Rows from a figure dataset:

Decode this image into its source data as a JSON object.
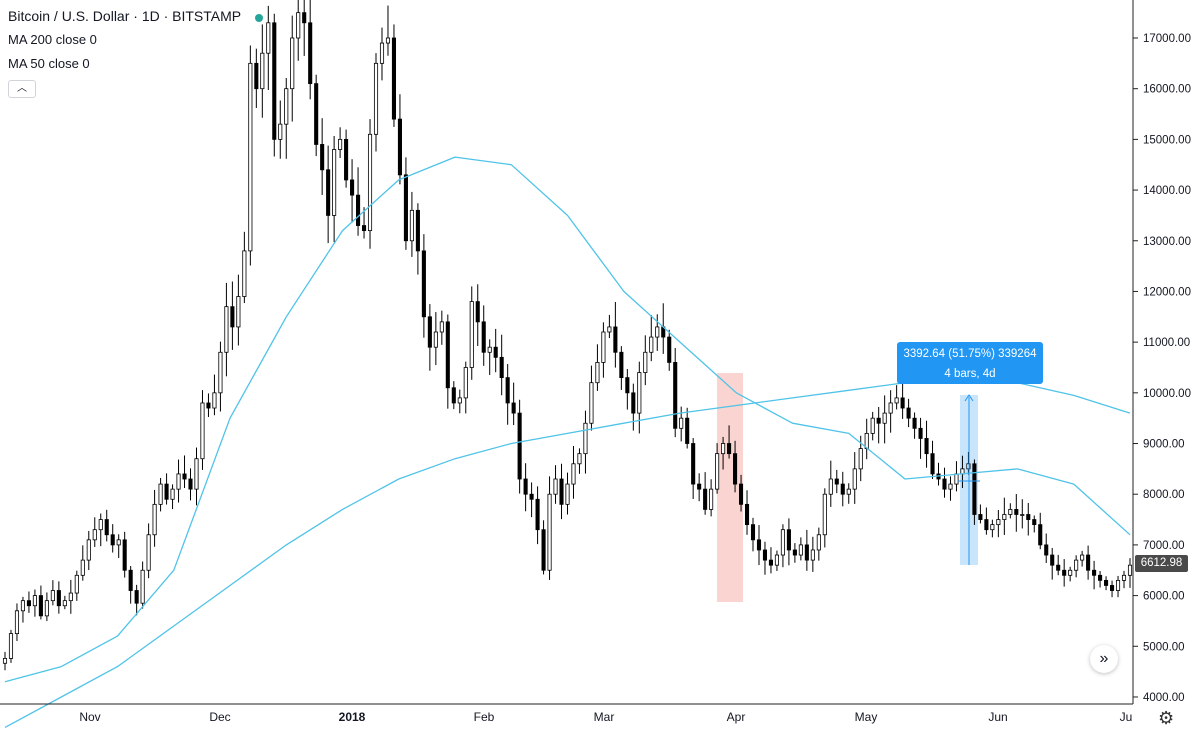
{
  "legend": {
    "title": "Bitcoin / U.S. Dollar · 1D · BITSTAMP",
    "ma200": "MA 200 close 0",
    "ma50": "MA 50 close 0",
    "collapse_icon": "chevron-up-icon"
  },
  "measure": {
    "line1": "3392.64 (51.75%) 339264",
    "line2": "4 bars, 4d"
  },
  "last_price": "6612.98",
  "colors": {
    "candle": "#000000",
    "ma": "#4fc3e8",
    "measure": "#2196f3",
    "highlight": "#f8c9c4"
  },
  "chart_data": {
    "type": "candlestick",
    "x_tick_labels": [
      "Nov",
      "Dec",
      "2018",
      "Feb",
      "Mar",
      "Apr",
      "May",
      "Jun",
      "Ju"
    ],
    "y_tick_labels": [
      "4000.00",
      "5000.00",
      "6000.00",
      "7000.00",
      "8000.00",
      "9000.00",
      "10000.00",
      "11000.00",
      "12000.00",
      "13000.00",
      "14000.00",
      "15000.00",
      "16000.00",
      "17000.00"
    ],
    "ylim": [
      3750,
      17800
    ],
    "close_series": [
      4760,
      5250,
      5700,
      5900,
      5800,
      6000,
      5600,
      5900,
      6100,
      5800,
      5900,
      6050,
      6400,
      6700,
      7100,
      7300,
      7500,
      7200,
      7000,
      7100,
      6500,
      6100,
      5850,
      6500,
      7200,
      7800,
      8200,
      7900,
      8100,
      8400,
      8300,
      8100,
      8700,
      9800,
      9700,
      10000,
      10800,
      11700,
      11300,
      11900,
      12800,
      16500,
      16000,
      16700,
      17300,
      15000,
      15300,
      16000,
      17000,
      17500,
      17300,
      16100,
      14900,
      14400,
      13500,
      14800,
      15000,
      14200,
      13900,
      13300,
      13200,
      15100,
      16500,
      16900,
      17000,
      15400,
      14300,
      13000,
      13600,
      12800,
      11500,
      10900,
      11200,
      11400,
      10100,
      9800,
      9900,
      10500,
      11800,
      11400,
      10800,
      10900,
      10700,
      10300,
      9800,
      9600,
      8300,
      8000,
      7900,
      7300,
      6500,
      8000,
      8300,
      7800,
      8200,
      8600,
      8800,
      9400,
      10200,
      10600,
      11200,
      11300,
      10800,
      10300,
      10000,
      9600,
      10400,
      10800,
      11100,
      11300,
      11100,
      10600,
      9300,
      9500,
      9000,
      8200,
      8100,
      7700,
      8100,
      8800,
      9000,
      8800,
      8200,
      7800,
      7400,
      7100,
      6900,
      6700,
      6600,
      6800,
      7300,
      6900,
      6800,
      7000,
      6700,
      6900,
      7200,
      8000,
      8300,
      8200,
      8000,
      8100,
      8500,
      8900,
      9200,
      9500,
      9400,
      9600,
      9800,
      9900,
      9700,
      9500,
      9300,
      9100,
      8800,
      8400,
      8300,
      8100,
      8200,
      8400,
      8500,
      8600,
      7600,
      7500,
      7300,
      7400,
      7500,
      7600,
      7700,
      7600,
      7600,
      7500,
      7400,
      7000,
      6800,
      6600,
      6500,
      6400,
      6500,
      6700,
      6800,
      6500,
      6400,
      6300,
      6200,
      6100,
      6300,
      6400,
      6600
    ],
    "series": [
      {
        "name": "MA 200",
        "values": [
          3400,
          4000,
          4600,
          5400,
          6200,
          7000,
          7700,
          8300,
          8700,
          9000,
          9200,
          9400,
          9600,
          9750,
          9900,
          10050,
          10200,
          10280,
          10200,
          9950,
          9600
        ]
      },
      {
        "name": "MA 50",
        "values": [
          4300,
          4600,
          5200,
          6500,
          9500,
          11500,
          13200,
          14200,
          14650,
          14500,
          13500,
          12000,
          11000,
          10000,
          9400,
          9200,
          8300,
          8400,
          8500,
          8200,
          7200
        ]
      }
    ],
    "grid": false
  }
}
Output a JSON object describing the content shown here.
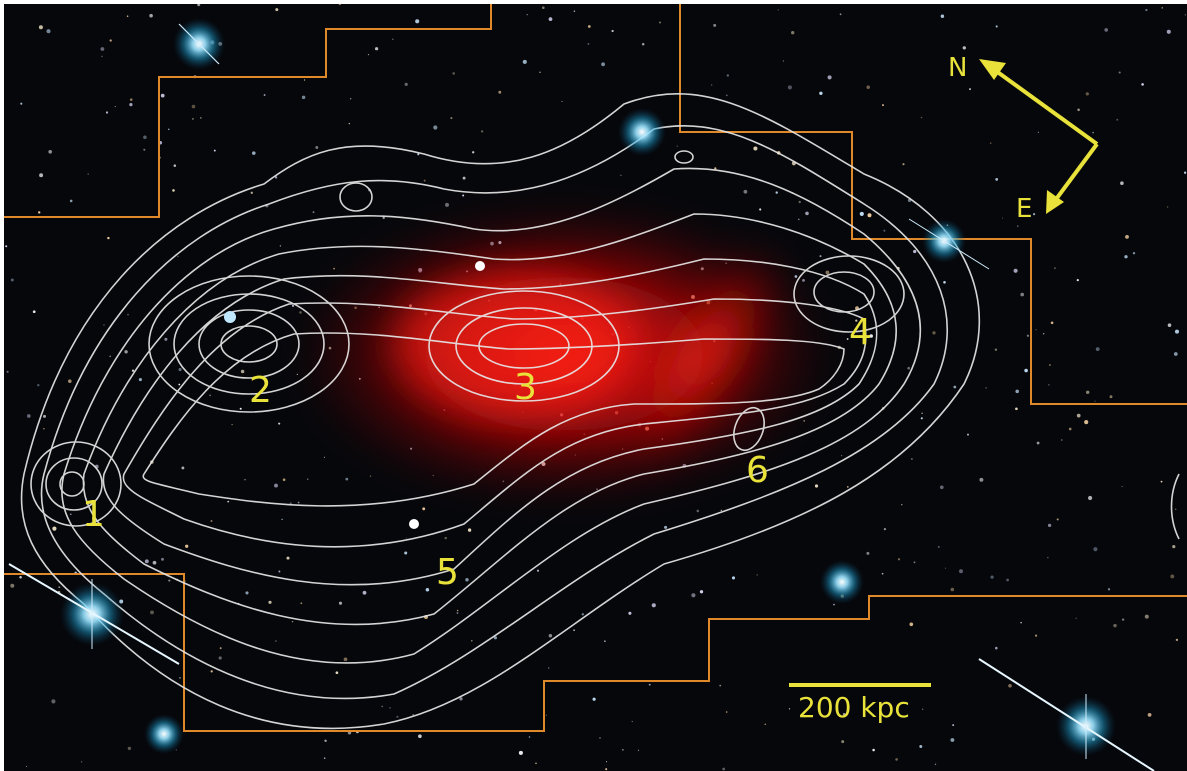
{
  "image": {
    "subject": "galaxy-cluster-composite",
    "colors": {
      "background": "#06070b",
      "footprint_outline": "#e0892a",
      "contour_lines": "#e6e6e6",
      "hot_gas": "#ff1010",
      "annotation": "#e8e23a",
      "bright_star": "#1fa6d8"
    }
  },
  "peak_labels": [
    "1",
    "2",
    "3",
    "4",
    "5",
    "6"
  ],
  "compass": {
    "north_label": "N",
    "east_label": "E"
  },
  "scale_bar": {
    "label": "200 kpc"
  }
}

**Exercise description:**
Transcribe the material exactly, keeping every word and none of the pictures.

**Task result:**
Decode this image into its source data as a JSON object.
{
  "legend": {
    "title": "Bitcoin / U.S. Dollar · 1D · BITSTAMP",
    "ma200": "MA 200 close 0",
    "ma50": "MA 50 close 0",
    "collapse_icon": "chevron-up-icon"
  },
  "measure": {
    "line1": "3392.64 (51.75%) 339264",
    "line2": "4 bars, 4d"
  },
  "last_price": "6612.98",
  "colors": {
    "candle": "#000000",
    "ma": "#4fc3e8",
    "measure": "#2196f3",
    "highlight": "#f8c9c4"
  },
  "chart_data": {
    "type": "candlestick",
    "x_tick_labels": [
      "Nov",
      "Dec",
      "2018",
      "Feb",
      "Mar",
      "Apr",
      "May",
      "Jun",
      "Ju"
    ],
    "y_tick_labels": [
      "4000.00",
      "5000.00",
      "6000.00",
      "7000.00",
      "8000.00",
      "9000.00",
      "10000.00",
      "11000.00",
      "12000.00",
      "13000.00",
      "14000.00",
      "15000.00",
      "16000.00",
      "17000.00"
    ],
    "ylim": [
      3750,
      17800
    ],
    "close_series": [
      4760,
      5250,
      5700,
      5900,
      5800,
      6000,
      5600,
      5900,
      6100,
      5800,
      5900,
      6050,
      6400,
      6700,
      7100,
      7300,
      7500,
      7200,
      7000,
      7100,
      6500,
      6100,
      5850,
      6500,
      7200,
      7800,
      8200,
      7900,
      8100,
      8400,
      8300,
      8100,
      8700,
      9800,
      9700,
      10000,
      10800,
      11700,
      11300,
      11900,
      12800,
      16500,
      16000,
      16700,
      17300,
      15000,
      15300,
      16000,
      17000,
      17500,
      17300,
      16100,
      14900,
      14400,
      13500,
      14800,
      15000,
      14200,
      13900,
      13300,
      13200,
      15100,
      16500,
      16900,
      17000,
      15400,
      14300,
      13000,
      13600,
      12800,
      11500,
      10900,
      11200,
      11400,
      10100,
      9800,
      9900,
      10500,
      11800,
      11400,
      10800,
      10900,
      10700,
      10300,
      9800,
      9600,
      8300,
      8000,
      7900,
      7300,
      6500,
      8000,
      8300,
      7800,
      8200,
      8600,
      8800,
      9400,
      10200,
      10600,
      11200,
      11300,
      10800,
      10300,
      10000,
      9600,
      10400,
      10800,
      11100,
      11300,
      11100,
      10600,
      9300,
      9500,
      9000,
      8200,
      8100,
      7700,
      8100,
      8800,
      9000,
      8800,
      8200,
      7800,
      7400,
      7100,
      6900,
      6700,
      6600,
      6800,
      7300,
      6900,
      6800,
      7000,
      6700,
      6900,
      7200,
      8000,
      8300,
      8200,
      8000,
      8100,
      8500,
      8900,
      9200,
      9500,
      9400,
      9600,
      9800,
      9900,
      9700,
      9500,
      9300,
      9100,
      8800,
      8400,
      8300,
      8100,
      8200,
      8400,
      8500,
      8600,
      7600,
      7500,
      7300,
      7400,
      7500,
      7600,
      7700,
      7600,
      7600,
      7500,
      7400,
      7000,
      6800,
      6600,
      6500,
      6400,
      6500,
      6700,
      6800,
      6500,
      6400,
      6300,
      6200,
      6100,
      6300,
      6400,
      6600
    ],
    "series": [
      {
        "name": "MA 200",
        "values": [
          3400,
          4000,
          4600,
          5400,
          6200,
          7000,
          7700,
          8300,
          8700,
          9000,
          9200,
          9400,
          9600,
          9750,
          9900,
          10050,
          10200,
          10280,
          10200,
          9950,
          9600
        ]
      },
      {
        "name": "MA 50",
        "values": [
          4300,
          4600,
          5200,
          6500,
          9500,
          11500,
          13200,
          14200,
          14650,
          14500,
          13500,
          12000,
          11000,
          10000,
          9400,
          9200,
          8300,
          8400,
          8500,
          8200,
          7200
        ]
      }
    ],
    "grid": false
  }
}
Output a JSON object describing the content shown here.
{
  "image": {
    "subject": "galaxy-cluster-composite",
    "colors": {
      "background": "#06070b",
      "footprint_outline": "#e0892a",
      "contour_lines": "#e6e6e6",
      "hot_gas": "#ff1010",
      "annotation": "#e8e23a",
      "bright_star": "#1fa6d8"
    }
  },
  "peak_labels": [
    "1",
    "2",
    "3",
    "4",
    "5",
    "6"
  ],
  "compass": {
    "north_label": "N",
    "east_label": "E"
  },
  "scale_bar": {
    "label": "200 kpc"
  }
}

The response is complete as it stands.